» Set exercise:
Omit every picture and return the rest of the data unaltered.

==== Provided records ====

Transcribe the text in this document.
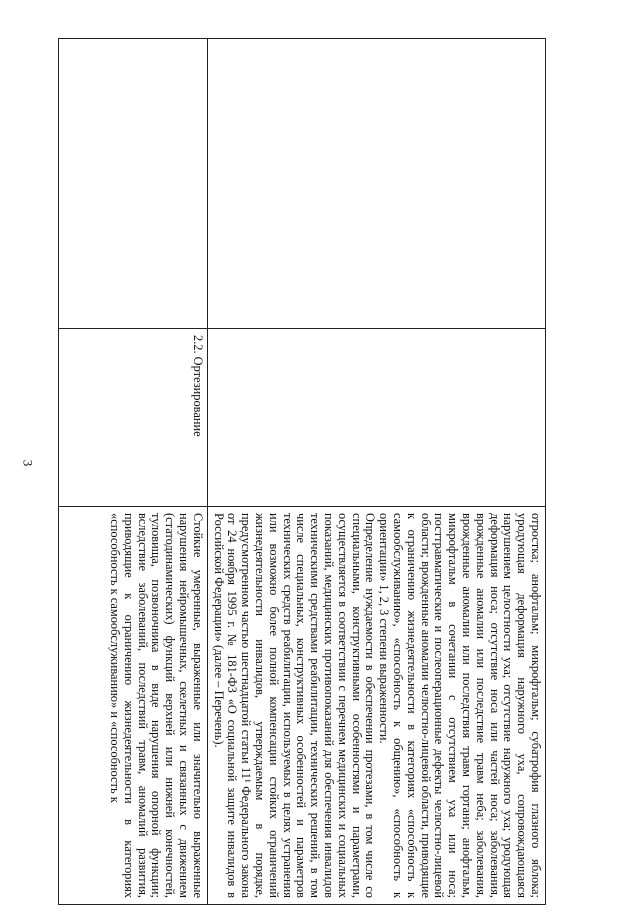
3

		отростка; анофтальм; микрофтальм; субатрофия глазного яблока; уродующая деформация наружного уха, сопровождающаяся нарушением целостности уха; отсутствие наружного уха; уродующая деформация носа; отсутствие носа или частей носа; заболевания, врожденные аномалии или последствие травм неба; заболевания, врожденные аномалии или последствия травм гортани; анофтальм, микрофтальм в сочетании с отсутствием уха или носа; посттравматические и послеоперационные дефекты челюстно-лицевой области; врожденные аномалии челюстно-лицевой области, приводящие к ограничению жизнедеятельности в категориях «способность к самообслуживанию», «способность к общению», «способность к ориентации» 1, 2, 3 степени выраженности.

Определение нуждаемости в обеспечении протезами, в том числе со специальными, конструктивными особенностями и параметрами, осуществляется в соответствии с перечнем медицинских и социальных показаний, медицинских противопоказаний для обеспечения инвалидов техническими средствами реабилитации, технических решений, в том числе специальных, конструктивных особенностей и параметров технических средств реабилитации, используемых в целях устранения или возможно более полной компенсации стойких ограничений жизнедеятельности инвалидов, утверждаемым в порядке, предусмотренном частью шестнадцатой статьи 11¹ Федерального закона от 24 ноября 1995 г. № 181-ФЗ «О социальной защите инвалидов в Российской Федерации» (далее – Перечень).

	2.2. Ортезирование	Стойкие умеренные, выраженные или значительно выраженные нарушения нейромышечных, скелетных и связанных с движением (статодинамических) функций верхней или нижней конечностей, туловища, позвоночника в виде нарушения опорной функции; вследствие заболеваний, последствий травм, аномалий развития, приводящие к ограничению жизнедеятельности в категориях «способность к самообслуживанию» и «способность к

====

» Exercise answer:
Transcribe the text in this document.
3

		отростка; анофтальм; микрофтальм; субатрофия глазного яблока; уродующая деформация наружного уха, сопровождающаяся нарушением целостности уха; отсутствие наружного уха; уродующая деформация носа; отсутствие носа или частей носа; заболевания, врожденные аномалии или последствие травм неба; заболевания, врожденные аномалии или последствия травм гортани; анофтальм, микрофтальм в сочетании с отсутствием уха или носа; посттравматические и послеоперационные дефекты челюстно-лицевой области; врожденные аномалии челюстно-лицевой области, приводящие к ограничению жизнедеятельности в категориях «способность к самообслуживанию», «способность к общению», «способность к ориентации» 1, 2, 3 степени выраженности.

Определение нуждаемости в обеспечении протезами, в том числе со специальными, конструктивными особенностями и параметрами, осуществляется в соответствии с перечнем медицинских и социальных показаний, медицинских противопоказаний для обеспечения инвалидов техническими средствами реабилитации, технических решений, в том числе специальных, конструктивных особенностей и параметров технических средств реабилитации, используемых в целях устранения или возможно более полной компенсации стойких ограничений жизнедеятельности инвалидов, утверждаемым в порядке, предусмотренном частью шестнадцатой статьи 11¹ Федерального закона от 24 ноября 1995 г. № 181-ФЗ «О социальной защите инвалидов в Российской Федерации» (далее – Перечень).

	2.2. Ортезирование	Стойкие умеренные, выраженные или значительно выраженные нарушения нейромышечных, скелетных и связанных с движением (статодинамических) функций верхней или нижней конечностей, туловища, позвоночника в виде нарушения опорной функции; вследствие заболеваний, последствий травм, аномалий развития, приводящие к ограничению жизнедеятельности в категориях «способность к самообслуживанию» и «способность к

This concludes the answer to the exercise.